** start Data provided **

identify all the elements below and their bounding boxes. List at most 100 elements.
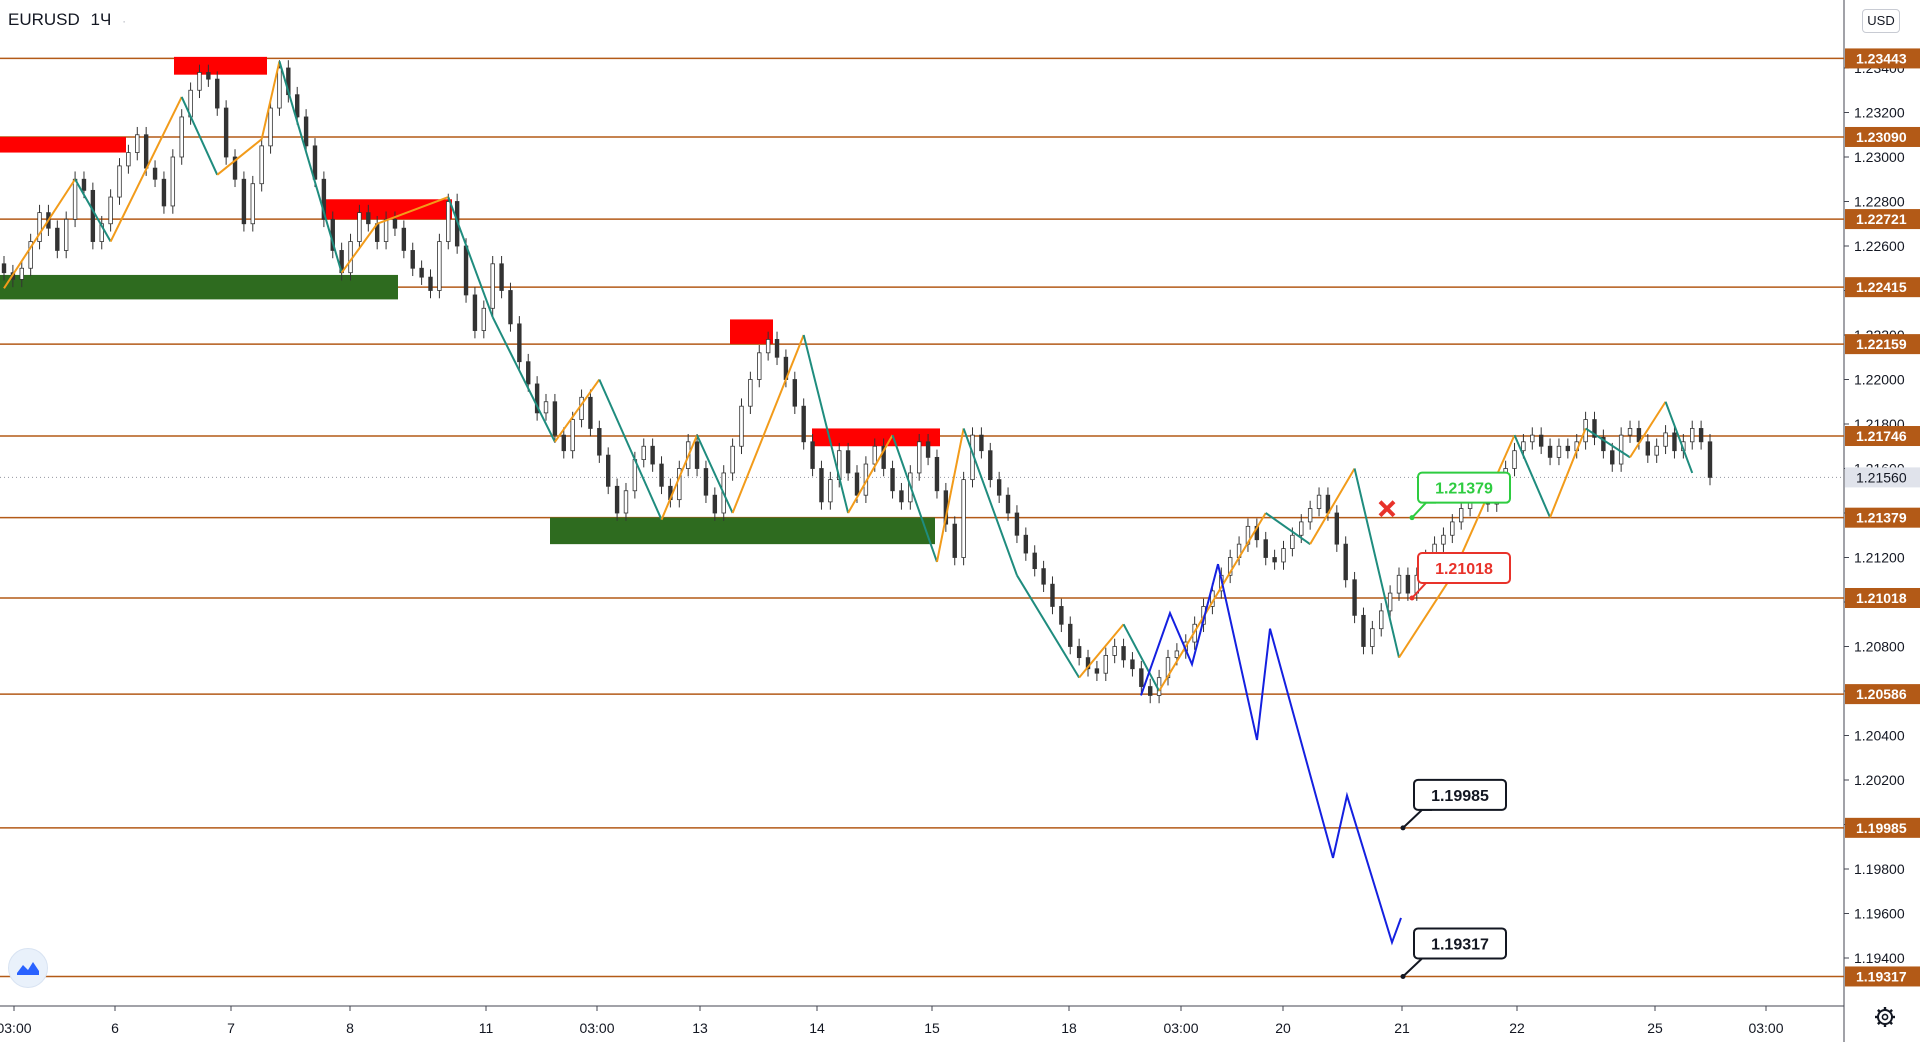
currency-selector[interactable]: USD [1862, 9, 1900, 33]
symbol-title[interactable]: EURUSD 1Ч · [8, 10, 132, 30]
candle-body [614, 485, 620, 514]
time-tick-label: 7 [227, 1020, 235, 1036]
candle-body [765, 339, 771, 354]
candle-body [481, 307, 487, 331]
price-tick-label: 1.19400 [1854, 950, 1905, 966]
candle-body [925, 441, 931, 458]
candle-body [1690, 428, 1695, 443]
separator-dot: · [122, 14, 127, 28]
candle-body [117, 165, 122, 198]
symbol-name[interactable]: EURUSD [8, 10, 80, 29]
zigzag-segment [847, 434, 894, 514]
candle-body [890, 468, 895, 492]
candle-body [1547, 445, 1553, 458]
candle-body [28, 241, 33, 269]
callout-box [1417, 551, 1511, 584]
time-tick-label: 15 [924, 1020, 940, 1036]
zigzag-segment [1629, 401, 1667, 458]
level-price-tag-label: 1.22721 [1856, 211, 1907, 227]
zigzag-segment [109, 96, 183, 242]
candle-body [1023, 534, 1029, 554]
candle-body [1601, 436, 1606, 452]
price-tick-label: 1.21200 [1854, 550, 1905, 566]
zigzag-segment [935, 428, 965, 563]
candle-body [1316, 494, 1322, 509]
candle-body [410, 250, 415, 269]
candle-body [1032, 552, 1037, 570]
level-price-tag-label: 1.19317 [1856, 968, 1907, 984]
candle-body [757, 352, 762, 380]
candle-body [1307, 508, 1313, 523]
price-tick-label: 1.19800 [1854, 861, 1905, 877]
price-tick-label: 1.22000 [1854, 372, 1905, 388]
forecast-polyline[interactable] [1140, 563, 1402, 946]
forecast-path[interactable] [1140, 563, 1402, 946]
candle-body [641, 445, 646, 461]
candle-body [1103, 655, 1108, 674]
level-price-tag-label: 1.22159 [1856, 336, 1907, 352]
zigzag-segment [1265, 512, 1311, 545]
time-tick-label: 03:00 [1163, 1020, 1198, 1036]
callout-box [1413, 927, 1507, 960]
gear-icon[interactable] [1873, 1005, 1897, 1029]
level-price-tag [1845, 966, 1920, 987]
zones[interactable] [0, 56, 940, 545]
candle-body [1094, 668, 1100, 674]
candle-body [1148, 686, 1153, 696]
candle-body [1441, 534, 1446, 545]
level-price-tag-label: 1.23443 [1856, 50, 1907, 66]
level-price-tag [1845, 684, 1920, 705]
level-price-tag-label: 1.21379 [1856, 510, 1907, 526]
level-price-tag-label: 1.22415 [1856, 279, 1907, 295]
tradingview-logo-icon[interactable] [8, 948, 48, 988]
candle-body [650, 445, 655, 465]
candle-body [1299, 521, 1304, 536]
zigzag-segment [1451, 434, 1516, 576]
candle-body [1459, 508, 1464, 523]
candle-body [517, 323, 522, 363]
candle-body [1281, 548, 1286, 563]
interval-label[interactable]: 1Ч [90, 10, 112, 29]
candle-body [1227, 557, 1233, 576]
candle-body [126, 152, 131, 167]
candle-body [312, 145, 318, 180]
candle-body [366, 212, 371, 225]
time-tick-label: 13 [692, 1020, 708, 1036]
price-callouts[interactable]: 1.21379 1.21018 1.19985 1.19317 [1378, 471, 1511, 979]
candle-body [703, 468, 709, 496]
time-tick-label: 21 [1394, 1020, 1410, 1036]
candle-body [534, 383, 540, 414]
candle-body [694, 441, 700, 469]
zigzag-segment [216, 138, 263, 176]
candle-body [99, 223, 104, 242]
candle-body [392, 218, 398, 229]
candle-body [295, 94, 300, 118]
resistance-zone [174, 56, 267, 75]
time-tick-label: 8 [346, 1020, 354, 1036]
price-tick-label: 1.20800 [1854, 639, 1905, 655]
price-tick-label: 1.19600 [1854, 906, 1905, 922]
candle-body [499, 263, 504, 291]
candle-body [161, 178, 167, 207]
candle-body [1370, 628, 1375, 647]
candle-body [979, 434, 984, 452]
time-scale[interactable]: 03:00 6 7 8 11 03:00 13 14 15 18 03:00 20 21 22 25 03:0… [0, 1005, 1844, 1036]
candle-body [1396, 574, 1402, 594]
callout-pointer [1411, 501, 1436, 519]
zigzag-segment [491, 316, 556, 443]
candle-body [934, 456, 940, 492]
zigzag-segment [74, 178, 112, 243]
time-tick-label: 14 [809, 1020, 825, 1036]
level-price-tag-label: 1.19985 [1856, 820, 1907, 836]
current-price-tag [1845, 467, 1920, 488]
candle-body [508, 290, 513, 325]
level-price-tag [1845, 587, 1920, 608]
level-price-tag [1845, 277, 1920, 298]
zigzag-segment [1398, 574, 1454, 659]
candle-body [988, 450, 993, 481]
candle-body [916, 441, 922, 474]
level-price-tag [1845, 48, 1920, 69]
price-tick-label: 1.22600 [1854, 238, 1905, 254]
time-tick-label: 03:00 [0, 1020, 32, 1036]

** end Data provided **

# Instruction
Repeat the records with each "zigzag-segment" swapped for "trend-segment" and every other character left as it is. Leave the pictures out.

# Final answer
identify all the elements below and their bounding boxes. List at most 100 elements.
currency-selector[interactable]: USD [1862, 9, 1900, 33]
symbol-title[interactable]: EURUSD 1Ч · [8, 10, 132, 30]
candle-body [614, 485, 620, 514]
time-tick-label: 7 [227, 1020, 235, 1036]
candle-body [765, 339, 771, 354]
candle-body [481, 307, 487, 331]
price-tick-label: 1.19400 [1854, 950, 1905, 966]
candle-body [925, 441, 931, 458]
candle-body [1690, 428, 1695, 443]
separator-dot: · [122, 14, 127, 28]
candle-body [117, 165, 122, 198]
symbol-name[interactable]: EURUSD [8, 10, 80, 29]
trend-segment [847, 434, 894, 514]
candle-body [890, 468, 895, 492]
candle-body [1547, 445, 1553, 458]
candle-body [28, 241, 33, 269]
callout-box [1417, 551, 1511, 584]
time-tick-label: 15 [924, 1020, 940, 1036]
trend-segment [1629, 401, 1667, 458]
level-price-tag-label: 1.22721 [1856, 211, 1907, 227]
trend-segment [109, 96, 183, 242]
candle-body [1023, 534, 1029, 554]
candle-body [1601, 436, 1606, 452]
price-tick-label: 1.21200 [1854, 550, 1905, 566]
trend-segment [935, 428, 965, 563]
candle-body [1316, 494, 1322, 509]
candle-body [410, 250, 415, 269]
candle-body [1032, 552, 1037, 570]
level-price-tag-label: 1.19317 [1856, 968, 1907, 984]
candle-body [757, 352, 762, 380]
candle-body [1307, 508, 1313, 523]
price-tick-label: 1.19800 [1854, 861, 1905, 877]
price-tick-label: 1.22000 [1854, 372, 1905, 388]
forecast-polyline[interactable] [1140, 563, 1402, 946]
forecast-path[interactable] [1140, 563, 1402, 946]
candle-body [641, 445, 646, 461]
candle-body [1103, 655, 1108, 674]
level-price-tag-label: 1.22159 [1856, 336, 1907, 352]
trend-segment [1265, 512, 1311, 545]
time-tick-label: 03:00 [1163, 1020, 1198, 1036]
callout-box [1413, 927, 1507, 960]
gear-icon[interactable] [1873, 1005, 1897, 1029]
level-price-tag [1845, 966, 1920, 987]
zones[interactable] [0, 56, 940, 545]
candle-body [1094, 668, 1100, 674]
candle-body [1148, 686, 1153, 696]
candle-body [1441, 534, 1446, 545]
level-price-tag-label: 1.23443 [1856, 50, 1907, 66]
level-price-tag [1845, 684, 1920, 705]
level-price-tag-label: 1.21379 [1856, 510, 1907, 526]
level-price-tag-label: 1.22415 [1856, 279, 1907, 295]
tradingview-logo-icon[interactable] [8, 948, 48, 988]
candle-body [650, 445, 655, 465]
candle-body [1299, 521, 1304, 536]
trend-segment [1451, 434, 1516, 576]
candle-body [1459, 508, 1464, 523]
candle-body [517, 323, 522, 363]
candle-body [1281, 548, 1286, 563]
interval-label[interactable]: 1Ч [90, 10, 112, 29]
candle-body [1227, 557, 1233, 576]
candle-body [126, 152, 131, 167]
candle-body [312, 145, 318, 180]
candle-body [366, 212, 371, 225]
time-tick-label: 13 [692, 1020, 708, 1036]
price-callouts[interactable]: 1.21379 1.21018 1.19985 1.19317 [1378, 471, 1511, 979]
candle-body [703, 468, 709, 496]
time-tick-label: 21 [1394, 1020, 1410, 1036]
candle-body [534, 383, 540, 414]
candle-body [694, 441, 700, 469]
trend-segment [216, 138, 263, 176]
candle-body [99, 223, 104, 242]
candle-body [392, 218, 398, 229]
candle-body [295, 94, 300, 118]
resistance-zone [174, 56, 267, 75]
time-tick-label: 8 [346, 1020, 354, 1036]
price-tick-label: 1.20800 [1854, 639, 1905, 655]
price-tick-label: 1.19600 [1854, 906, 1905, 922]
candle-body [499, 263, 504, 291]
candle-body [161, 178, 167, 207]
candle-body [1370, 628, 1375, 647]
candle-body [979, 434, 984, 452]
time-scale[interactable]: 03:00 6 7 8 11 03:00 13 14 15 18 03:00 20 21 22 25 03:0… [0, 1005, 1844, 1036]
candle-body [1396, 574, 1402, 594]
callout-pointer [1411, 501, 1436, 519]
trend-segment [491, 316, 556, 443]
candle-body [934, 456, 940, 492]
trend-segment [74, 178, 112, 243]
time-tick-label: 14 [809, 1020, 825, 1036]
level-price-tag-label: 1.19985 [1856, 820, 1907, 836]
current-price-tag [1845, 467, 1920, 488]
candle-body [508, 290, 513, 325]
level-price-tag [1845, 587, 1920, 608]
level-price-tag [1845, 277, 1920, 298]
trend-segment [1398, 574, 1454, 659]
candle-body [988, 450, 993, 481]
candle-body [916, 441, 922, 474]
level-price-tag [1845, 48, 1920, 69]
price-tick-label: 1.22600 [1854, 238, 1905, 254]
time-tick-label: 03:00 [0, 1020, 32, 1036]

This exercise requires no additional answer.